__THE PROBLEM__. Word for word, repeat the entries, minus the pictures.

* begin *

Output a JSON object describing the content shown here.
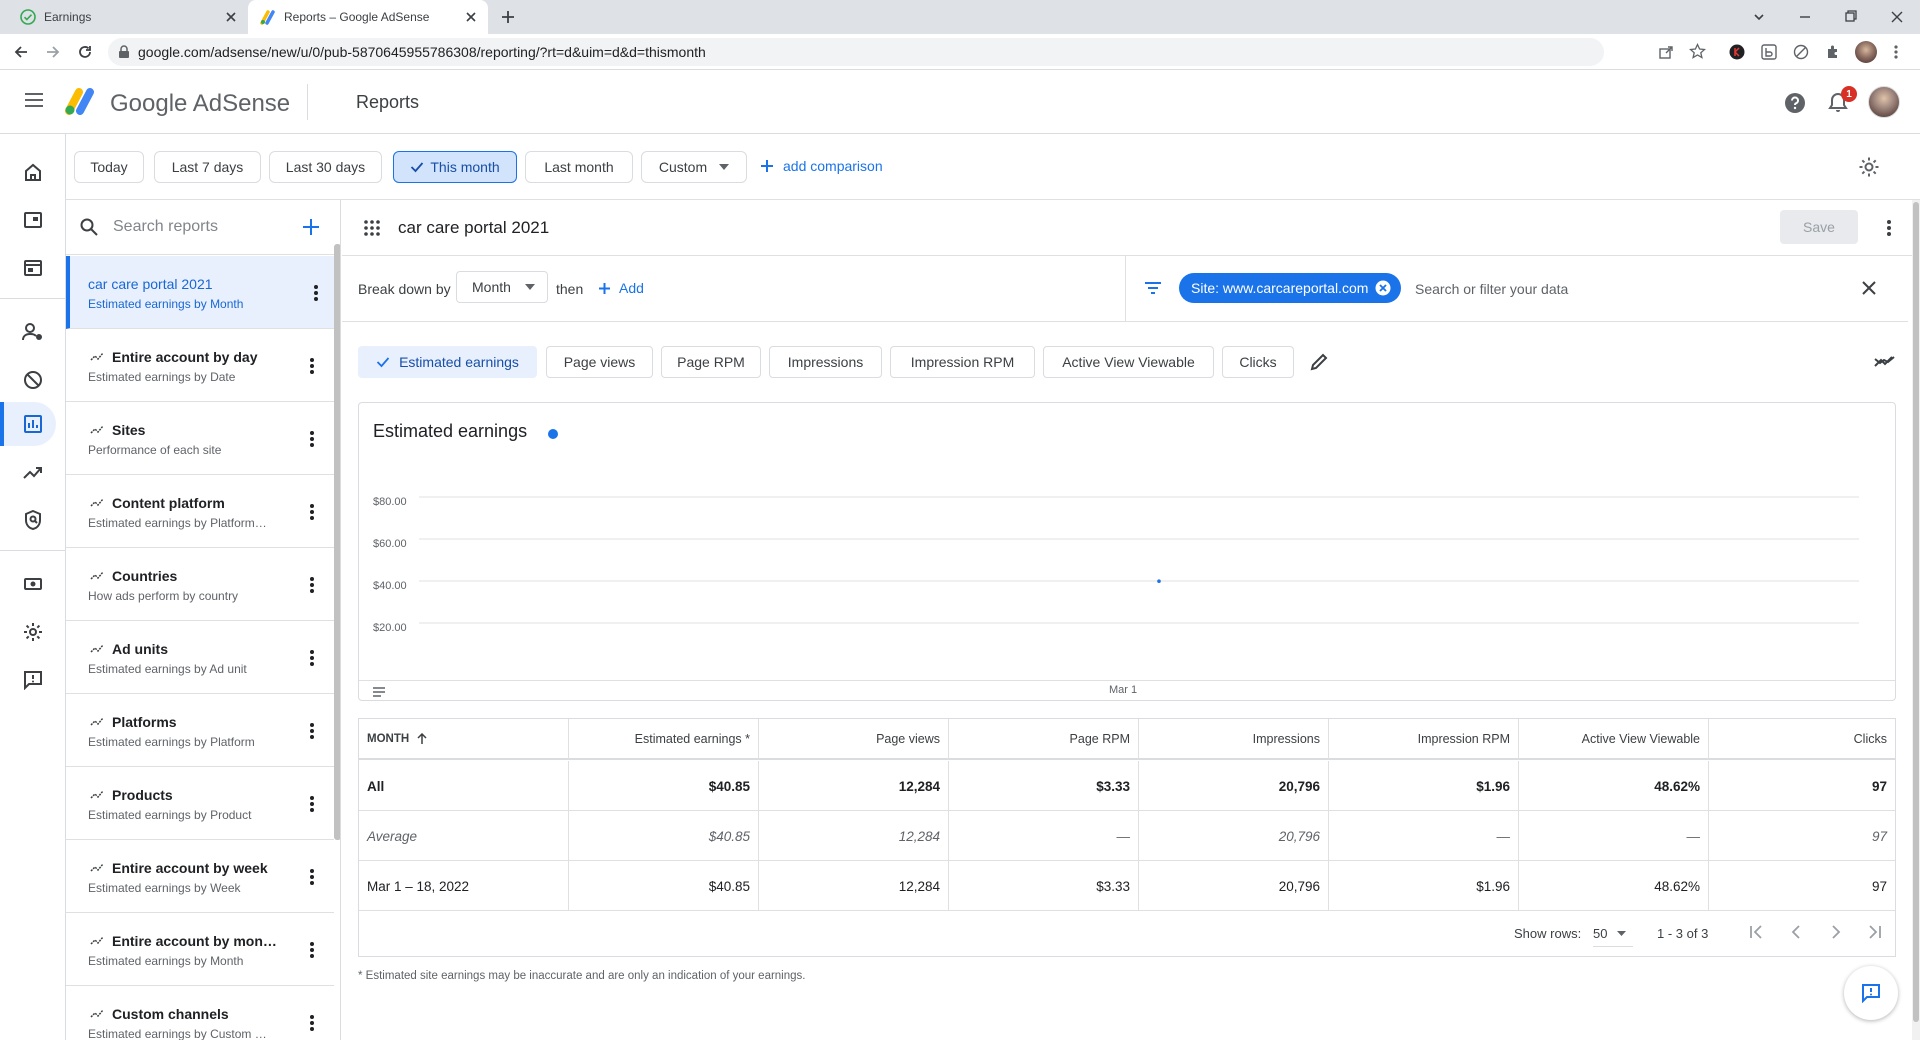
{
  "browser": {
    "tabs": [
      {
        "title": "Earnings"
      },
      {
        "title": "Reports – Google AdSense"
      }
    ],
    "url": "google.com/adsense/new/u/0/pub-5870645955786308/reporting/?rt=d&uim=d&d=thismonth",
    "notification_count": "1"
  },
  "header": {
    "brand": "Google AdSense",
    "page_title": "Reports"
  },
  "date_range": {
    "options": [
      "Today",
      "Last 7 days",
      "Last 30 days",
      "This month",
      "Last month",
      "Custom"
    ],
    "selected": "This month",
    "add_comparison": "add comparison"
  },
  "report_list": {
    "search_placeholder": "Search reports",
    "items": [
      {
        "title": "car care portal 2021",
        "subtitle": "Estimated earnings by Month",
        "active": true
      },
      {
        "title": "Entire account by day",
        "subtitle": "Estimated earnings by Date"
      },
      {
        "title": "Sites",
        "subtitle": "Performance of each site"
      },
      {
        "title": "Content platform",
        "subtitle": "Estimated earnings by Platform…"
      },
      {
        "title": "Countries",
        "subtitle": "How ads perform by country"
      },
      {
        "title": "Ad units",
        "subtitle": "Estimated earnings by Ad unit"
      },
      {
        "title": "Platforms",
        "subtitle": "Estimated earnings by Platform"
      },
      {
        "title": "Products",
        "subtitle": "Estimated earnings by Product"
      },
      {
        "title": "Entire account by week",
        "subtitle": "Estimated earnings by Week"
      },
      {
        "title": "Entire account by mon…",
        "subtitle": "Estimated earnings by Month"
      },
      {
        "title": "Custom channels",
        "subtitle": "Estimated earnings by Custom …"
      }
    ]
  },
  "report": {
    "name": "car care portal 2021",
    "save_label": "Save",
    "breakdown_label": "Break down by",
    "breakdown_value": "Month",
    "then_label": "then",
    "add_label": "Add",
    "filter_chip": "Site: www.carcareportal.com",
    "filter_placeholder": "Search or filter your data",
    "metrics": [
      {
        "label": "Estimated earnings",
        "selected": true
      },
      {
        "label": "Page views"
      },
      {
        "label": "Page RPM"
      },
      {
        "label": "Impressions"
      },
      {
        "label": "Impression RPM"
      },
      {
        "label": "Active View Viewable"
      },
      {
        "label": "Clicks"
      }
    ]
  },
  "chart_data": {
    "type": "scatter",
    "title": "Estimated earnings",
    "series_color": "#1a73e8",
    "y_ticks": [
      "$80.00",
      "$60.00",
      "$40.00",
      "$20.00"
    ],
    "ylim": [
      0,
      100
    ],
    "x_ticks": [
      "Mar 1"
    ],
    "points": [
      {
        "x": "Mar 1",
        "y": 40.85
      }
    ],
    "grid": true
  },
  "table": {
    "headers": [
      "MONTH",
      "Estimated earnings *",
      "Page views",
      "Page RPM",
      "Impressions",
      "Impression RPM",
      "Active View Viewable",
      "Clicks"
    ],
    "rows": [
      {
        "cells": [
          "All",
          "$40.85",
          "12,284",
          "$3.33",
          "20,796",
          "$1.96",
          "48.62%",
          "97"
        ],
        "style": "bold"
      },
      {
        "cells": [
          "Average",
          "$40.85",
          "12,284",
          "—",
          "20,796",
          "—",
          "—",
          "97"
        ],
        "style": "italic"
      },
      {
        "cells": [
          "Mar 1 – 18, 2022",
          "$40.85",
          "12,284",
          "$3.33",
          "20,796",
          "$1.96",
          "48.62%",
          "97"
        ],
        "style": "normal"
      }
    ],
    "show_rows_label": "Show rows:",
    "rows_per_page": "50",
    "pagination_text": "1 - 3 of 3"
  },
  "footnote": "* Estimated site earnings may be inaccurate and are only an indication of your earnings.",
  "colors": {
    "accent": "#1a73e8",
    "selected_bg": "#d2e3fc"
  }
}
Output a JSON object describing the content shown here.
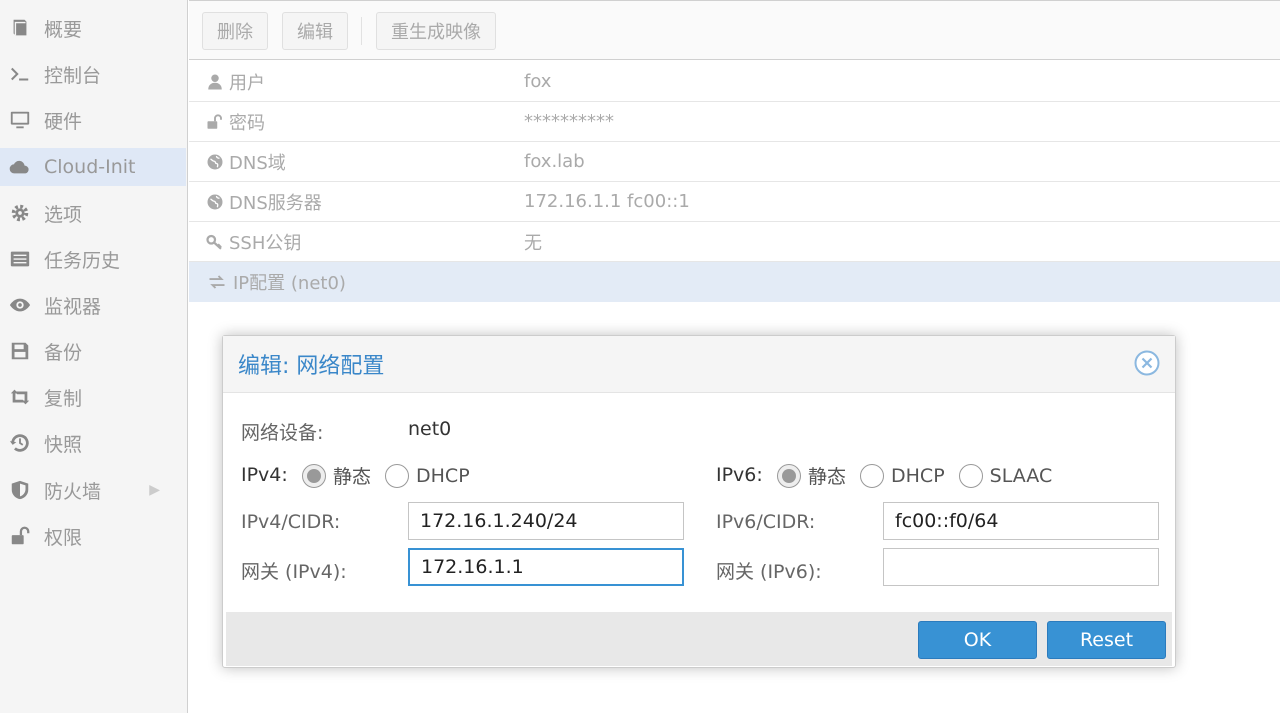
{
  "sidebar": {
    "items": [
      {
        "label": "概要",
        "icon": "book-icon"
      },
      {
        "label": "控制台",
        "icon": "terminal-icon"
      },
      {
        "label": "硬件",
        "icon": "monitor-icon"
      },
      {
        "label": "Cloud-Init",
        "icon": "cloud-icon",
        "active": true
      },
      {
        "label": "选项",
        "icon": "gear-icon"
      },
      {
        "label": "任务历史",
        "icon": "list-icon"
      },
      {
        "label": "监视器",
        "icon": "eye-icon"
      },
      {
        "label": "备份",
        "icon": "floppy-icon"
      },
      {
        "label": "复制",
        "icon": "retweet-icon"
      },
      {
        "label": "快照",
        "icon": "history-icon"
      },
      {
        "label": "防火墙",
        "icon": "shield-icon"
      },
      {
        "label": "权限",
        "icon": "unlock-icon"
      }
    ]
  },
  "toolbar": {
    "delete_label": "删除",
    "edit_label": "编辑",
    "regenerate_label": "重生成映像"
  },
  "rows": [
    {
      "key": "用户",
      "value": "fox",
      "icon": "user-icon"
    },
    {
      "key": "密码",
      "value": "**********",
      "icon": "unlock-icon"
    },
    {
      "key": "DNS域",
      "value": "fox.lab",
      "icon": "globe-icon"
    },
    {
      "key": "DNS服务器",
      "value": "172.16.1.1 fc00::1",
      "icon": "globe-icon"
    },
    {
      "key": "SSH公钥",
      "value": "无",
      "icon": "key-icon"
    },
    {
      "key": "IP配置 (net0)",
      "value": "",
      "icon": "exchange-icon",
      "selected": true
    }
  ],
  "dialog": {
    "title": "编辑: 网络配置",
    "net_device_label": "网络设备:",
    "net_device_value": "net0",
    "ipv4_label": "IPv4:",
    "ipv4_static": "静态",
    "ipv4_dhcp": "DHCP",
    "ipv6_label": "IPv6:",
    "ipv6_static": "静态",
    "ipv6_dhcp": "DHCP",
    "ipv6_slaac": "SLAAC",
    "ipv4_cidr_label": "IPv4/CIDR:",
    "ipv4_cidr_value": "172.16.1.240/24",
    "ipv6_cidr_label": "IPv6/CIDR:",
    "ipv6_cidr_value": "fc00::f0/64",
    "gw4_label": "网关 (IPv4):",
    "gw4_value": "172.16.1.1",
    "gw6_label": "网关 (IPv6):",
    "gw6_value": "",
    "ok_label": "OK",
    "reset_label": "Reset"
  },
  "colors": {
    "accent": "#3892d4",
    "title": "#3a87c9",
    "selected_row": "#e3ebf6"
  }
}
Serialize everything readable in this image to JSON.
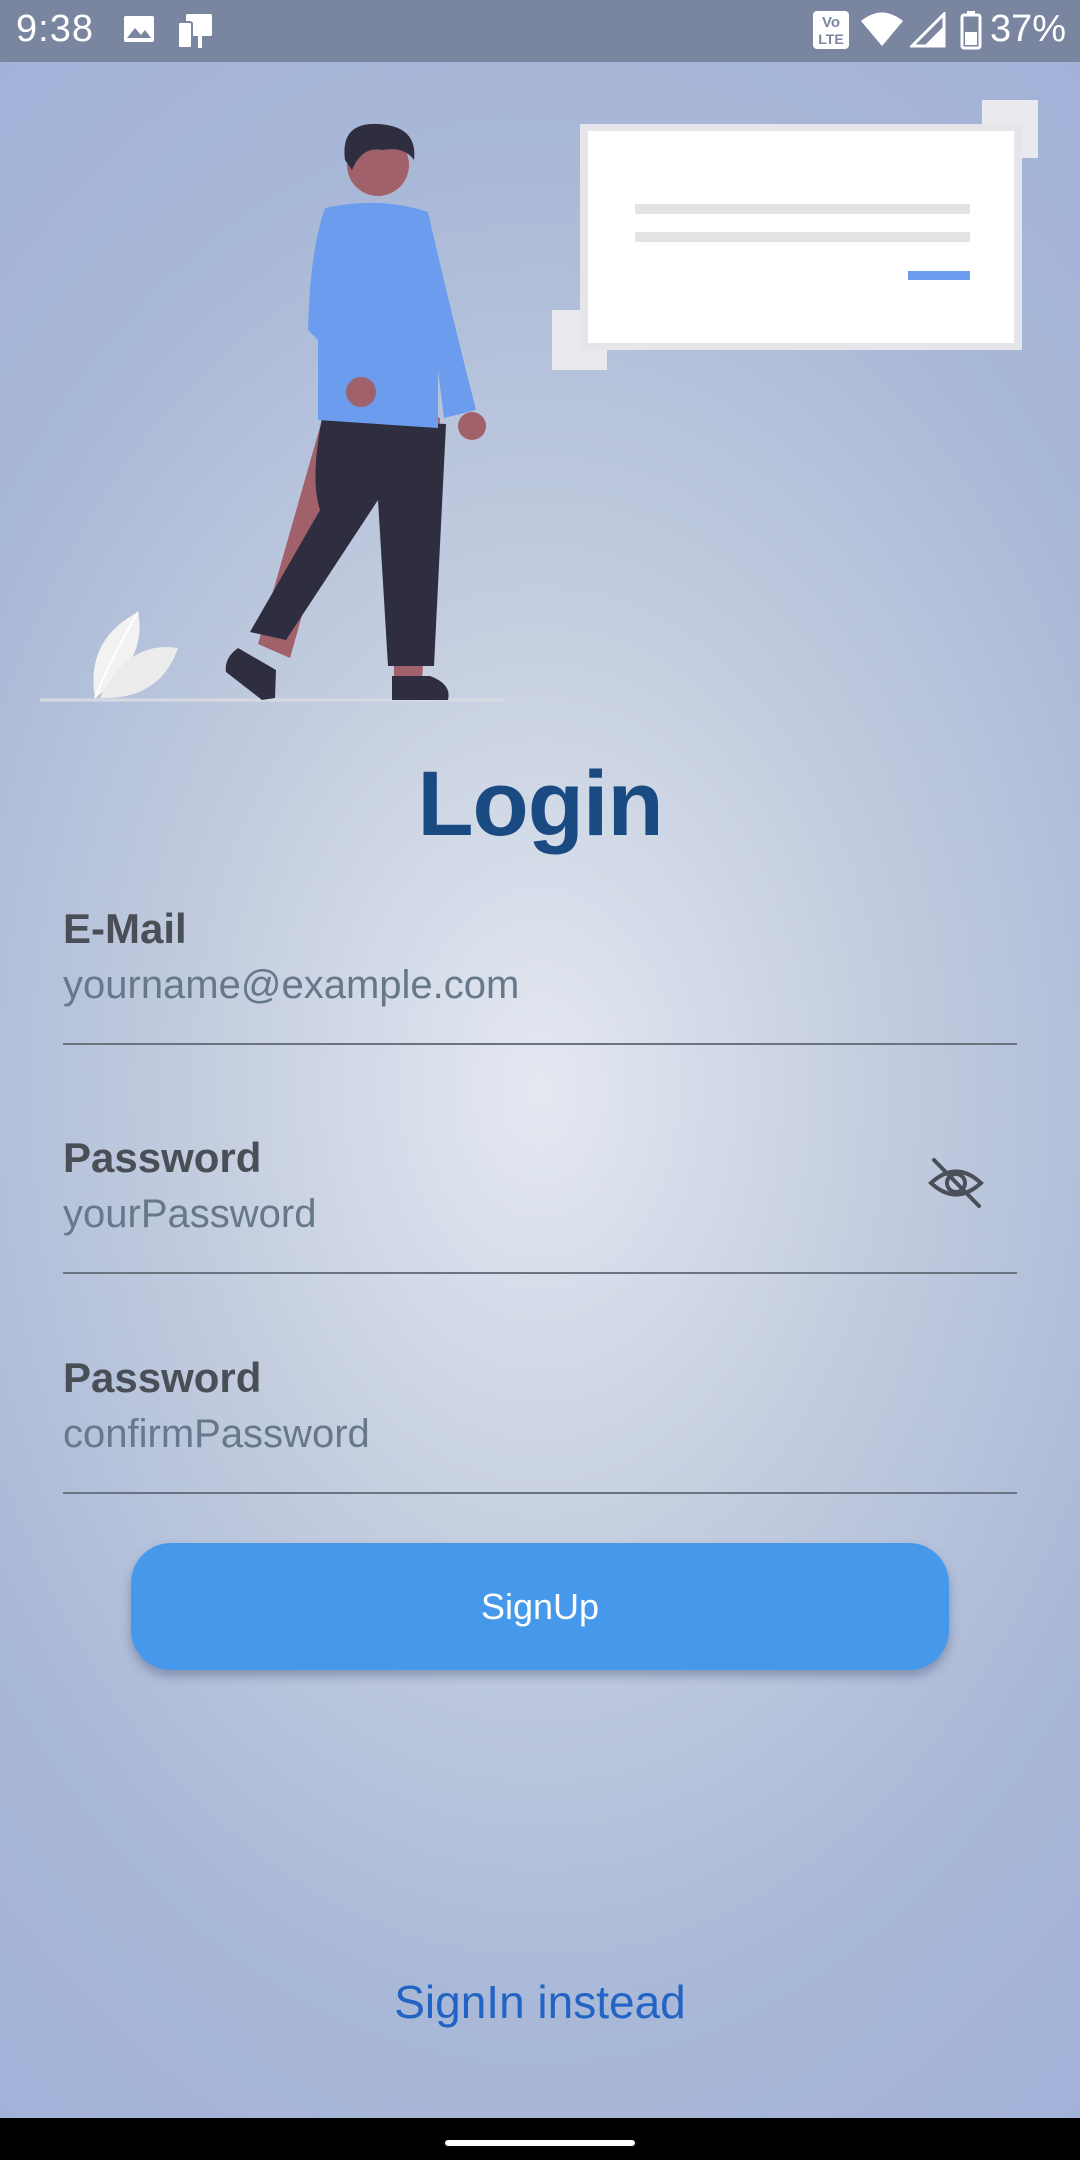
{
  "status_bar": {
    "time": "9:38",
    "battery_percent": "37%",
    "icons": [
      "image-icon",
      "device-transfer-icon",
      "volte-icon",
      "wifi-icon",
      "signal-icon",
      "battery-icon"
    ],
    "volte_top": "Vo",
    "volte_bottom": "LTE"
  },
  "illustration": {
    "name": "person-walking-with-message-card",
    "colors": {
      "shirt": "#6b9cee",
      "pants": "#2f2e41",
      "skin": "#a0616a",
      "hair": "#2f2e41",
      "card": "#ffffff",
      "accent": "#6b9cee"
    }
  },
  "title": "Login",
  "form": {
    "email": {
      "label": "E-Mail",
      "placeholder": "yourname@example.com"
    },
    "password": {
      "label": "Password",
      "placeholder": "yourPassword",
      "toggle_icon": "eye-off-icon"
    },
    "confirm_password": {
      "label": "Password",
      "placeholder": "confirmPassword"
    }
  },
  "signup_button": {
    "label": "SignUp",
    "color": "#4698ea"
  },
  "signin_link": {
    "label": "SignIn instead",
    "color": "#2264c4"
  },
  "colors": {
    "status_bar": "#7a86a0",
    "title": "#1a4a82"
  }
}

* end *

__RESPONSE TO THE EXERCISE__.
Output a JSON object describing the content shown here.
{
  "browser": {
    "tabs": [
      {
        "title": "Earnings"
      },
      {
        "title": "Reports – Google AdSense"
      }
    ],
    "url": "google.com/adsense/new/u/0/pub-5870645955786308/reporting/?rt=d&uim=d&d=thismonth",
    "notification_count": "1"
  },
  "header": {
    "brand": "Google AdSense",
    "page_title": "Reports"
  },
  "date_range": {
    "options": [
      "Today",
      "Last 7 days",
      "Last 30 days",
      "This month",
      "Last month",
      "Custom"
    ],
    "selected": "This month",
    "add_comparison": "add comparison"
  },
  "report_list": {
    "search_placeholder": "Search reports",
    "items": [
      {
        "title": "car care portal 2021",
        "subtitle": "Estimated earnings by Month",
        "active": true
      },
      {
        "title": "Entire account by day",
        "subtitle": "Estimated earnings by Date"
      },
      {
        "title": "Sites",
        "subtitle": "Performance of each site"
      },
      {
        "title": "Content platform",
        "subtitle": "Estimated earnings by Platform…"
      },
      {
        "title": "Countries",
        "subtitle": "How ads perform by country"
      },
      {
        "title": "Ad units",
        "subtitle": "Estimated earnings by Ad unit"
      },
      {
        "title": "Platforms",
        "subtitle": "Estimated earnings by Platform"
      },
      {
        "title": "Products",
        "subtitle": "Estimated earnings by Product"
      },
      {
        "title": "Entire account by week",
        "subtitle": "Estimated earnings by Week"
      },
      {
        "title": "Entire account by mon…",
        "subtitle": "Estimated earnings by Month"
      },
      {
        "title": "Custom channels",
        "subtitle": "Estimated earnings by Custom …"
      }
    ]
  },
  "report": {
    "name": "car care portal 2021",
    "save_label": "Save",
    "breakdown_label": "Break down by",
    "breakdown_value": "Month",
    "then_label": "then",
    "add_label": "Add",
    "filter_chip": "Site: www.carcareportal.com",
    "filter_placeholder": "Search or filter your data",
    "metrics": [
      {
        "label": "Estimated earnings",
        "selected": true
      },
      {
        "label": "Page views"
      },
      {
        "label": "Page RPM"
      },
      {
        "label": "Impressions"
      },
      {
        "label": "Impression RPM"
      },
      {
        "label": "Active View Viewable"
      },
      {
        "label": "Clicks"
      }
    ]
  },
  "chart_data": {
    "type": "scatter",
    "title": "Estimated earnings",
    "series_color": "#1a73e8",
    "y_ticks": [
      "$80.00",
      "$60.00",
      "$40.00",
      "$20.00"
    ],
    "ylim": [
      0,
      100
    ],
    "x_ticks": [
      "Mar 1"
    ],
    "points": [
      {
        "x": "Mar 1",
        "y": 40.85
      }
    ],
    "grid": true
  },
  "table": {
    "headers": [
      "MONTH",
      "Estimated earnings *",
      "Page views",
      "Page RPM",
      "Impressions",
      "Impression RPM",
      "Active View Viewable",
      "Clicks"
    ],
    "rows": [
      {
        "cells": [
          "All",
          "$40.85",
          "12,284",
          "$3.33",
          "20,796",
          "$1.96",
          "48.62%",
          "97"
        ],
        "style": "bold"
      },
      {
        "cells": [
          "Average",
          "$40.85",
          "12,284",
          "—",
          "20,796",
          "—",
          "—",
          "97"
        ],
        "style": "italic"
      },
      {
        "cells": [
          "Mar 1 – 18, 2022",
          "$40.85",
          "12,284",
          "$3.33",
          "20,796",
          "$1.96",
          "48.62%",
          "97"
        ],
        "style": "normal"
      }
    ],
    "show_rows_label": "Show rows:",
    "rows_per_page": "50",
    "pagination_text": "1 - 3 of 3"
  },
  "footnote": "* Estimated site earnings may be inaccurate and are only an indication of your earnings.",
  "colors": {
    "accent": "#1a73e8",
    "selected_bg": "#d2e3fc"
  }
}
Output a JSON object describing the content shown here.
{
  "sidebar": {
    "items": [
      {
        "label": "概要",
        "icon": "book-icon"
      },
      {
        "label": "控制台",
        "icon": "terminal-icon"
      },
      {
        "label": "硬件",
        "icon": "monitor-icon"
      },
      {
        "label": "Cloud-Init",
        "icon": "cloud-icon",
        "active": true
      },
      {
        "label": "选项",
        "icon": "gear-icon"
      },
      {
        "label": "任务历史",
        "icon": "list-icon"
      },
      {
        "label": "监视器",
        "icon": "eye-icon"
      },
      {
        "label": "备份",
        "icon": "floppy-icon"
      },
      {
        "label": "复制",
        "icon": "retweet-icon"
      },
      {
        "label": "快照",
        "icon": "history-icon"
      },
      {
        "label": "防火墙",
        "icon": "shield-icon"
      },
      {
        "label": "权限",
        "icon": "unlock-icon"
      }
    ]
  },
  "toolbar": {
    "delete_label": "删除",
    "edit_label": "编辑",
    "regenerate_label": "重生成映像"
  },
  "rows": [
    {
      "key": "用户",
      "value": "fox",
      "icon": "user-icon"
    },
    {
      "key": "密码",
      "value": "**********",
      "icon": "unlock-icon"
    },
    {
      "key": "DNS域",
      "value": "fox.lab",
      "icon": "globe-icon"
    },
    {
      "key": "DNS服务器",
      "value": "172.16.1.1 fc00::1",
      "icon": "globe-icon"
    },
    {
      "key": "SSH公钥",
      "value": "无",
      "icon": "key-icon"
    },
    {
      "key": "IP配置 (net0)",
      "value": "",
      "icon": "exchange-icon",
      "selected": true
    }
  ],
  "dialog": {
    "title": "编辑: 网络配置",
    "net_device_label": "网络设备:",
    "net_device_value": "net0",
    "ipv4_label": "IPv4:",
    "ipv4_static": "静态",
    "ipv4_dhcp": "DHCP",
    "ipv6_label": "IPv6:",
    "ipv6_static": "静态",
    "ipv6_dhcp": "DHCP",
    "ipv6_slaac": "SLAAC",
    "ipv4_cidr_label": "IPv4/CIDR:",
    "ipv4_cidr_value": "172.16.1.240/24",
    "ipv6_cidr_label": "IPv6/CIDR:",
    "ipv6_cidr_value": "fc00::f0/64",
    "gw4_label": "网关 (IPv4):",
    "gw4_value": "172.16.1.1",
    "gw6_label": "网关 (IPv6):",
    "gw6_value": "",
    "ok_label": "OK",
    "reset_label": "Reset"
  },
  "colors": {
    "accent": "#3892d4",
    "title": "#3a87c9",
    "selected_row": "#e3ebf6"
  }
}
Serialize everything readable in this image to JSON.
{
  "status_bar": {
    "time": "9:38",
    "battery_percent": "37%",
    "icons": [
      "image-icon",
      "device-transfer-icon",
      "volte-icon",
      "wifi-icon",
      "signal-icon",
      "battery-icon"
    ],
    "volte_top": "Vo",
    "volte_bottom": "LTE"
  },
  "illustration": {
    "name": "person-walking-with-message-card",
    "colors": {
      "shirt": "#6b9cee",
      "pants": "#2f2e41",
      "skin": "#a0616a",
      "hair": "#2f2e41",
      "card": "#ffffff",
      "accent": "#6b9cee"
    }
  },
  "title": "Login",
  "form": {
    "email": {
      "label": "E-Mail",
      "placeholder": "yourname@example.com"
    },
    "password": {
      "label": "Password",
      "placeholder": "yourPassword",
      "toggle_icon": "eye-off-icon"
    },
    "confirm_password": {
      "label": "Password",
      "placeholder": "confirmPassword"
    }
  },
  "signup_button": {
    "label": "SignUp",
    "color": "#4698ea"
  },
  "signin_link": {
    "label": "SignIn instead",
    "color": "#2264c4"
  },
  "colors": {
    "status_bar": "#7a86a0",
    "title": "#1a4a82"
  }
}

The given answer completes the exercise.